══ DATA FOR THE TASK ══

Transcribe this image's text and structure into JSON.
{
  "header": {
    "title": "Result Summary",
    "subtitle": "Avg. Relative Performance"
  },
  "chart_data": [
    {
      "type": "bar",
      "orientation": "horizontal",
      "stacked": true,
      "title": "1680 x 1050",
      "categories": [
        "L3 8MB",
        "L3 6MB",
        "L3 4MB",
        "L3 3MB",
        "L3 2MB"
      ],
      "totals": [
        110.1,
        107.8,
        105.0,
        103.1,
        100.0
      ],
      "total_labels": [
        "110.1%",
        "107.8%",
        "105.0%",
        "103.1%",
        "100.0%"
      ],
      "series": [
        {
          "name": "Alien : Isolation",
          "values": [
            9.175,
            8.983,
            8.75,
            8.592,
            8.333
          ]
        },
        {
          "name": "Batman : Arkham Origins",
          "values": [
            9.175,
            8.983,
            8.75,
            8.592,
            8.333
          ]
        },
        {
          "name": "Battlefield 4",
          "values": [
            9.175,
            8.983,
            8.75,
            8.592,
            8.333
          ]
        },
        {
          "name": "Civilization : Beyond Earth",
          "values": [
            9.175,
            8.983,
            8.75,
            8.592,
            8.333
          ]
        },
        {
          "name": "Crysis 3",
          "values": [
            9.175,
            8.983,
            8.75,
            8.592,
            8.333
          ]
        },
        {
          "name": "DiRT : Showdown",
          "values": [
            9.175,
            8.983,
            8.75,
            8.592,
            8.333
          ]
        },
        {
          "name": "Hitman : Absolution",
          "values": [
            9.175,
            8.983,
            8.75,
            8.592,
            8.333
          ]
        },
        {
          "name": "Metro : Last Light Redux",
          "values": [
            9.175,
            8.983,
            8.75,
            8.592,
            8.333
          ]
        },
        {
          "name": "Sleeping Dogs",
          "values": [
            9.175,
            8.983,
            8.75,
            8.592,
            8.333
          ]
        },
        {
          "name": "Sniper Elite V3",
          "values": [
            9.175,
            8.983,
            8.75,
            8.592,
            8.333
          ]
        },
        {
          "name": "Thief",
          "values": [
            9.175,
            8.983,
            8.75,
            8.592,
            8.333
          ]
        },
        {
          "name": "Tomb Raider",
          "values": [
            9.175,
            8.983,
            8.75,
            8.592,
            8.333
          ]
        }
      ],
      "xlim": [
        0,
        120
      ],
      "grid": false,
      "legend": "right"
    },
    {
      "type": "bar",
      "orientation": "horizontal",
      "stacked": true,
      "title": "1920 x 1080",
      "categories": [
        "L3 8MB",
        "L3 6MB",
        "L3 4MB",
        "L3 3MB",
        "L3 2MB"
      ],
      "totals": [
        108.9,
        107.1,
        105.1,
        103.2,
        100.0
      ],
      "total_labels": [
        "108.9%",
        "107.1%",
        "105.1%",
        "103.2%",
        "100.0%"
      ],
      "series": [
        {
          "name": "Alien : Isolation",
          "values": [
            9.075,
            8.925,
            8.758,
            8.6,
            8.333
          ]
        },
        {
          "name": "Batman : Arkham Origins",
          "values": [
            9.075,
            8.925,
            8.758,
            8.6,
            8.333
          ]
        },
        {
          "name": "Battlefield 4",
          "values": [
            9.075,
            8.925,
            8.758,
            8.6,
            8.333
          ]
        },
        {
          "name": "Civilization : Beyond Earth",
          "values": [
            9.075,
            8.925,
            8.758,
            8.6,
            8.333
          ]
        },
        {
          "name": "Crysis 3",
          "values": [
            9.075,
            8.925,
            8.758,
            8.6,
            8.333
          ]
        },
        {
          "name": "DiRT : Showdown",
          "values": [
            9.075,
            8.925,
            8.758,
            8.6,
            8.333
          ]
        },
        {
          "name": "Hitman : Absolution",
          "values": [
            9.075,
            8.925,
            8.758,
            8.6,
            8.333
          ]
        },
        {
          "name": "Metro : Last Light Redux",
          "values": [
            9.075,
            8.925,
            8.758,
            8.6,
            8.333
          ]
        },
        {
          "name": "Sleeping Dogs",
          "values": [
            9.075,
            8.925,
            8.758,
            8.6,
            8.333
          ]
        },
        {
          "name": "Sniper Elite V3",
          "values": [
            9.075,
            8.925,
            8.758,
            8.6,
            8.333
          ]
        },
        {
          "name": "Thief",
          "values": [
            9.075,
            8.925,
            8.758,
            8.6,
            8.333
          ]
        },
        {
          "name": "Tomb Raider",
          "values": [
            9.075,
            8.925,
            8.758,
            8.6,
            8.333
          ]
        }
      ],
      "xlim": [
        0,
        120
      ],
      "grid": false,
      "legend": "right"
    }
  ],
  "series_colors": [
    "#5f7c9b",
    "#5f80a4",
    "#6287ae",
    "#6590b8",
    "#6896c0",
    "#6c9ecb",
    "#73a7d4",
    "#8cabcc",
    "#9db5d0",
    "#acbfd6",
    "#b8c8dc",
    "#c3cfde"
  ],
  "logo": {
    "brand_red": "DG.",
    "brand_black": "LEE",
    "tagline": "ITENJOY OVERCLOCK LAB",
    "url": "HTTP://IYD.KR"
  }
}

═══

EXERCISE TASK:
Write the material out again in its entirety, exactly as shown.

RESPONSE TO THIS TASK:
Transcribe this image's text and structure into JSON.
{
  "header": {
    "title": "Result Summary",
    "subtitle": "Avg. Relative Performance"
  },
  "chart_data": [
    {
      "type": "bar",
      "orientation": "horizontal",
      "stacked": true,
      "title": "1680 x 1050",
      "categories": [
        "L3 8MB",
        "L3 6MB",
        "L3 4MB",
        "L3 3MB",
        "L3 2MB"
      ],
      "totals": [
        110.1,
        107.8,
        105.0,
        103.1,
        100.0
      ],
      "total_labels": [
        "110.1%",
        "107.8%",
        "105.0%",
        "103.1%",
        "100.0%"
      ],
      "series": [
        {
          "name": "Alien : Isolation",
          "values": [
            9.175,
            8.983,
            8.75,
            8.592,
            8.333
          ]
        },
        {
          "name": "Batman : Arkham Origins",
          "values": [
            9.175,
            8.983,
            8.75,
            8.592,
            8.333
          ]
        },
        {
          "name": "Battlefield 4",
          "values": [
            9.175,
            8.983,
            8.75,
            8.592,
            8.333
          ]
        },
        {
          "name": "Civilization : Beyond Earth",
          "values": [
            9.175,
            8.983,
            8.75,
            8.592,
            8.333
          ]
        },
        {
          "name": "Crysis 3",
          "values": [
            9.175,
            8.983,
            8.75,
            8.592,
            8.333
          ]
        },
        {
          "name": "DiRT : Showdown",
          "values": [
            9.175,
            8.983,
            8.75,
            8.592,
            8.333
          ]
        },
        {
          "name": "Hitman : Absolution",
          "values": [
            9.175,
            8.983,
            8.75,
            8.592,
            8.333
          ]
        },
        {
          "name": "Metro : Last Light Redux",
          "values": [
            9.175,
            8.983,
            8.75,
            8.592,
            8.333
          ]
        },
        {
          "name": "Sleeping Dogs",
          "values": [
            9.175,
            8.983,
            8.75,
            8.592,
            8.333
          ]
        },
        {
          "name": "Sniper Elite V3",
          "values": [
            9.175,
            8.983,
            8.75,
            8.592,
            8.333
          ]
        },
        {
          "name": "Thief",
          "values": [
            9.175,
            8.983,
            8.75,
            8.592,
            8.333
          ]
        },
        {
          "name": "Tomb Raider",
          "values": [
            9.175,
            8.983,
            8.75,
            8.592,
            8.333
          ]
        }
      ],
      "xlim": [
        0,
        120
      ],
      "grid": false,
      "legend": "right"
    },
    {
      "type": "bar",
      "orientation": "horizontal",
      "stacked": true,
      "title": "1920 x 1080",
      "categories": [
        "L3 8MB",
        "L3 6MB",
        "L3 4MB",
        "L3 3MB",
        "L3 2MB"
      ],
      "totals": [
        108.9,
        107.1,
        105.1,
        103.2,
        100.0
      ],
      "total_labels": [
        "108.9%",
        "107.1%",
        "105.1%",
        "103.2%",
        "100.0%"
      ],
      "series": [
        {
          "name": "Alien : Isolation",
          "values": [
            9.075,
            8.925,
            8.758,
            8.6,
            8.333
          ]
        },
        {
          "name": "Batman : Arkham Origins",
          "values": [
            9.075,
            8.925,
            8.758,
            8.6,
            8.333
          ]
        },
        {
          "name": "Battlefield 4",
          "values": [
            9.075,
            8.925,
            8.758,
            8.6,
            8.333
          ]
        },
        {
          "name": "Civilization : Beyond Earth",
          "values": [
            9.075,
            8.925,
            8.758,
            8.6,
            8.333
          ]
        },
        {
          "name": "Crysis 3",
          "values": [
            9.075,
            8.925,
            8.758,
            8.6,
            8.333
          ]
        },
        {
          "name": "DiRT : Showdown",
          "values": [
            9.075,
            8.925,
            8.758,
            8.6,
            8.333
          ]
        },
        {
          "name": "Hitman : Absolution",
          "values": [
            9.075,
            8.925,
            8.758,
            8.6,
            8.333
          ]
        },
        {
          "name": "Metro : Last Light Redux",
          "values": [
            9.075,
            8.925,
            8.758,
            8.6,
            8.333
          ]
        },
        {
          "name": "Sleeping Dogs",
          "values": [
            9.075,
            8.925,
            8.758,
            8.6,
            8.333
          ]
        },
        {
          "name": "Sniper Elite V3",
          "values": [
            9.075,
            8.925,
            8.758,
            8.6,
            8.333
          ]
        },
        {
          "name": "Thief",
          "values": [
            9.075,
            8.925,
            8.758,
            8.6,
            8.333
          ]
        },
        {
          "name": "Tomb Raider",
          "values": [
            9.075,
            8.925,
            8.758,
            8.6,
            8.333
          ]
        }
      ],
      "xlim": [
        0,
        120
      ],
      "grid": false,
      "legend": "right"
    }
  ],
  "series_colors": [
    "#5f7c9b",
    "#5f80a4",
    "#6287ae",
    "#6590b8",
    "#6896c0",
    "#6c9ecb",
    "#73a7d4",
    "#8cabcc",
    "#9db5d0",
    "#acbfd6",
    "#b8c8dc",
    "#c3cfde"
  ],
  "logo": {
    "brand_red": "DG.",
    "brand_black": "LEE",
    "tagline": "ITENJOY OVERCLOCK LAB",
    "url": "HTTP://IYD.KR"
  }
}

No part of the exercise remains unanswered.